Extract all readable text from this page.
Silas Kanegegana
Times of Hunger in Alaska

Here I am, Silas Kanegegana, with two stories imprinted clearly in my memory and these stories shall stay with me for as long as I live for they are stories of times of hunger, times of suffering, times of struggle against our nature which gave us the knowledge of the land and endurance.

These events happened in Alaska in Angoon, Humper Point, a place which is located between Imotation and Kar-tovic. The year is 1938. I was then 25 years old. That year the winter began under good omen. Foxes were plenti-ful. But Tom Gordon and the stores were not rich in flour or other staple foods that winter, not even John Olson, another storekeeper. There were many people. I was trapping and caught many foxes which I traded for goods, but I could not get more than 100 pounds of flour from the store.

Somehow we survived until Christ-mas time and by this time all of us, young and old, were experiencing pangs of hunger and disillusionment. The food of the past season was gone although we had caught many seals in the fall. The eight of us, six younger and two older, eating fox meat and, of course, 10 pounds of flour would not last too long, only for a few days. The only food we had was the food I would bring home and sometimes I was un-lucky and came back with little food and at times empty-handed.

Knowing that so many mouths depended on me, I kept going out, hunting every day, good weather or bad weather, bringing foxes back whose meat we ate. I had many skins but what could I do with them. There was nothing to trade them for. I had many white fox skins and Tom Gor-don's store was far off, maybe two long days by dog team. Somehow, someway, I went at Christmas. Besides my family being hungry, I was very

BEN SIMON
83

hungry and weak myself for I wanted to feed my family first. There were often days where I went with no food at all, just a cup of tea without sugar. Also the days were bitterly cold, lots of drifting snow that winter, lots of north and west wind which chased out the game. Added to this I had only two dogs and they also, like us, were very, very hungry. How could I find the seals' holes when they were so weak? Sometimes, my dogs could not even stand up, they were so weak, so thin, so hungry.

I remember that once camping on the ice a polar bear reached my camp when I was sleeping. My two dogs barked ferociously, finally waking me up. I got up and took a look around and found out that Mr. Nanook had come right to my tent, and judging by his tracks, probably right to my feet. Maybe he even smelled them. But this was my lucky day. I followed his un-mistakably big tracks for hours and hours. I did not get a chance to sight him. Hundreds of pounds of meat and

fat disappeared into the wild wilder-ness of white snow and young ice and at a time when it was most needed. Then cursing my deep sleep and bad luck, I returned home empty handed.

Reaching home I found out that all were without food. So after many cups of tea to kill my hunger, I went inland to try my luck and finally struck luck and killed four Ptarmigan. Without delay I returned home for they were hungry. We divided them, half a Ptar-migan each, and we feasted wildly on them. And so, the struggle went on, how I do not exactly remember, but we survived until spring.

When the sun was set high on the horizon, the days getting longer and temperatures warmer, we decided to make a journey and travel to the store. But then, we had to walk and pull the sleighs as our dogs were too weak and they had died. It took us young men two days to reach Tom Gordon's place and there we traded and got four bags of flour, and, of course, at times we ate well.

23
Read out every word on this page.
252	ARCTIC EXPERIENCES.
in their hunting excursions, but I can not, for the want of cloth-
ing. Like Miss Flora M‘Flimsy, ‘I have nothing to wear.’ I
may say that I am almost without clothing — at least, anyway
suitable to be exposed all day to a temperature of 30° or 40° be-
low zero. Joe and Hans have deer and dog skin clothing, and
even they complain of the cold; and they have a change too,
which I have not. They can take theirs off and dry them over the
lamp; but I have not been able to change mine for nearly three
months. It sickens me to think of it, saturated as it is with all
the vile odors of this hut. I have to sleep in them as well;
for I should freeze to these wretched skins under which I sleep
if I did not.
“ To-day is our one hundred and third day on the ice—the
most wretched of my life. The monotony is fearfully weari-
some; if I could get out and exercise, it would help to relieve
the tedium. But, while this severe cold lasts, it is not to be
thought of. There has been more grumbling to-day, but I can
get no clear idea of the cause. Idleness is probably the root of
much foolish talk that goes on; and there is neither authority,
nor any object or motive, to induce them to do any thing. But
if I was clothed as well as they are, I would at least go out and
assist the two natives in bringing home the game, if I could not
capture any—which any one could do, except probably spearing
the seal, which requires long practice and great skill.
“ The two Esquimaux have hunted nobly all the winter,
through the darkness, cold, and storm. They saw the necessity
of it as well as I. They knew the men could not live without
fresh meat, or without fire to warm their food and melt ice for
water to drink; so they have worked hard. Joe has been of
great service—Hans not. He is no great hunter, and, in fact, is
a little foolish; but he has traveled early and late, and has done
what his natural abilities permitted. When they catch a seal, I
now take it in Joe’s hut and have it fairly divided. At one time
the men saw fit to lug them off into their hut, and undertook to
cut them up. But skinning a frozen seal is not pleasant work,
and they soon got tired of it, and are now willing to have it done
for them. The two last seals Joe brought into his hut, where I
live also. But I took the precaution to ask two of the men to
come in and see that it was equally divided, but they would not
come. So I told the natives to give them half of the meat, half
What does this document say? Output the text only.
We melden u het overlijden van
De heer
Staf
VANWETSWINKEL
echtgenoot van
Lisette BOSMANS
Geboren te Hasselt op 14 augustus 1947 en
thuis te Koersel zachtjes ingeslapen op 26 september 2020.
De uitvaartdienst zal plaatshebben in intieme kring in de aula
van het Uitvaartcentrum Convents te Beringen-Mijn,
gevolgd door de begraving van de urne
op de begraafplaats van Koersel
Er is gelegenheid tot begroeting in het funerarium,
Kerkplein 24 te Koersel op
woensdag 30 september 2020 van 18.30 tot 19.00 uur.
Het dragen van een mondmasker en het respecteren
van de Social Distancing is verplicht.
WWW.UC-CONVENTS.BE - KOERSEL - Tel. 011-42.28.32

◆ Given instruction
Each line above must be printed exactly as it appears.

◆ Output for this exercise
Extract all readable text from this page.
Silas Kanegegana
Times of Hunger in Alaska

Here I am, Silas Kanegegana, with two stories imprinted clearly in my memory and these stories shall stay with me for as long as I live for they are stories of times of hunger, times of suffering, times of struggle against our nature which gave us the knowledge of the land and endurance.

These events happened in Alaska in Angoon, Humper Point, a place which is located between Imotation and Kar-tovic. The year is 1938. I was then 25 years old. That year the winter began under good omen. Foxes were plenti-ful. But Tom Gordon and the stores were not rich in flour or other staple foods that winter, not even John Olson, another storekeeper. There were many people. I was trapping and caught many foxes which I traded for goods, but I could not get more than 100 pounds of flour from the store.

Somehow we survived until Christ-mas time and by this time all of us, young and old, were experiencing pangs of hunger and disillusionment. The food of the past season was gone although we had caught many seals in the fall. The eight of us, six younger and two older, eating fox meat and, of course, 10 pounds of flour would not last too long, only for a few days. The only food we had was the food I would bring home and sometimes I was un-lucky and came back with little food and at times empty-handed.

Knowing that so many mouths depended on me, I kept going out, hunting every day, good weather or bad weather, bringing foxes back whose meat we ate. I had many skins but what could I do with them. There was nothing to trade them for. I had many white fox skins and Tom Gor-don's store was far off, maybe two long days by dog team. Somehow, someway, I went at Christmas. Besides my family being hungry, I was very

BEN SIMON
83

hungry and weak myself for I wanted to feed my family first. There were often days where I went with no food at all, just a cup of tea without sugar. Also the days were bitterly cold, lots of drifting snow that winter, lots of north and west wind which chased out the game. Added to this I had only two dogs and they also, like us, were very, very hungry. How could I find the seals' holes when they were so weak? Sometimes, my dogs could not even stand up, they were so weak, so thin, so hungry.

I remember that once camping on the ice a polar bear reached my camp when I was sleeping. My two dogs barked ferociously, finally waking me up. I got up and took a look around and found out that Mr. Nanook had come right to my tent, and judging by his tracks, probably right to my feet. Maybe he even smelled them. But this was my lucky day. I followed his un-mistakably big tracks for hours and hours. I did not get a chance to sight him. Hundreds of pounds of meat and

fat disappeared into the wild wilder-ness of white snow and young ice and at a time when it was most needed. Then cursing my deep sleep and bad luck, I returned home empty handed.

Reaching home I found out that all were without food. So after many cups of tea to kill my hunger, I went inland to try my luck and finally struck luck and killed four Ptarmigan. Without delay I returned home for they were hungry. We divided them, half a Ptar-migan each, and we feasted wildly on them. And so, the struggle went on, how I do not exactly remember, but we survived until spring.

When the sun was set high on the horizon, the days getting longer and temperatures warmer, we decided to make a journey and travel to the store. But then, we had to walk and pull the sleighs as our dogs were too weak and they had died. It took us young men two days to reach Tom Gordon's place and there we traded and got four bags of flour, and, of course, at times we ate well.

23
Read out every word on this page.
252	ARCTIC EXPERIENCES.
in their hunting excursions, but I can not, for the want of cloth-
ing. Like Miss Flora M‘Flimsy, ‘I have nothing to wear.’ I
may say that I am almost without clothing — at least, anyway
suitable to be exposed all day to a temperature of 30° or 40° be-
low zero. Joe and Hans have deer and dog skin clothing, and
even they complain of the cold; and they have a change too,
which I have not. They can take theirs off and dry them over the
lamp; but I have not been able to change mine for nearly three
months. It sickens me to think of it, saturated as it is with all
the vile odors of this hut. I have to sleep in them as well;
for I should freeze to these wretched skins under which I sleep
if I did not.
“ To-day is our one hundred and third day on the ice—the
most wretched of my life. The monotony is fearfully weari-
some; if I could get out and exercise, it would help to relieve
the tedium. But, while this severe cold lasts, it is not to be
thought of. There has been more grumbling to-day, but I can
get no clear idea of the cause. Idleness is probably the root of
much foolish talk that goes on; and there is neither authority,
nor any object or motive, to induce them to do any thing. But
if I was clothed as well as they are, I would at least go out and
assist the two natives in bringing home the game, if I could not
capture any—which any one could do, except probably spearing
the seal, which requires long practice and great skill.
“ The two Esquimaux have hunted nobly all the winter,
through the darkness, cold, and storm. They saw the necessity
of it as well as I. They knew the men could not live without
fresh meat, or without fire to warm their food and melt ice for
water to drink; so they have worked hard. Joe has been of
great service—Hans not. He is no great hunter, and, in fact, is
a little foolish; but he has traveled early and late, and has done
what his natural abilities permitted. When they catch a seal, I
now take it in Joe’s hut and have it fairly divided. At one time
the men saw fit to lug them off into their hut, and undertook to
cut them up. But skinning a frozen seal is not pleasant work,
and they soon got tired of it, and are now willing to have it done
for them. The two last seals Joe brought into his hut, where I
live also. But I took the precaution to ask two of the men to
come in and see that it was equally divided, but they would not
come. So I told the natives to give them half of the meat, half
What does this document say? Output the text only.
We melden u het overlijden van
De heer
Staf
VANWETSWINKEL
echtgenoot van
Lisette BOSMANS
Geboren te Hasselt op 14 augustus 1947 en
thuis te Koersel zachtjes ingeslapen op 26 september 2020.
De uitvaartdienst zal plaatshebben in intieme kring in de aula
van het Uitvaartcentrum Convents te Beringen-Mijn,
gevolgd door de begraving van de urne
op de begraafplaats van Koersel
Er is gelegenheid tot begroeting in het funerarium,
Kerkplein 24 te Koersel op
woensdag 30 september 2020 van 18.30 tot 19.00 uur.
Het dragen van een mondmasker en het respecteren
van de Social Distancing is verplicht.
WWW.UC-CONVENTS.BE - KOERSEL - Tel. 011-42.28.32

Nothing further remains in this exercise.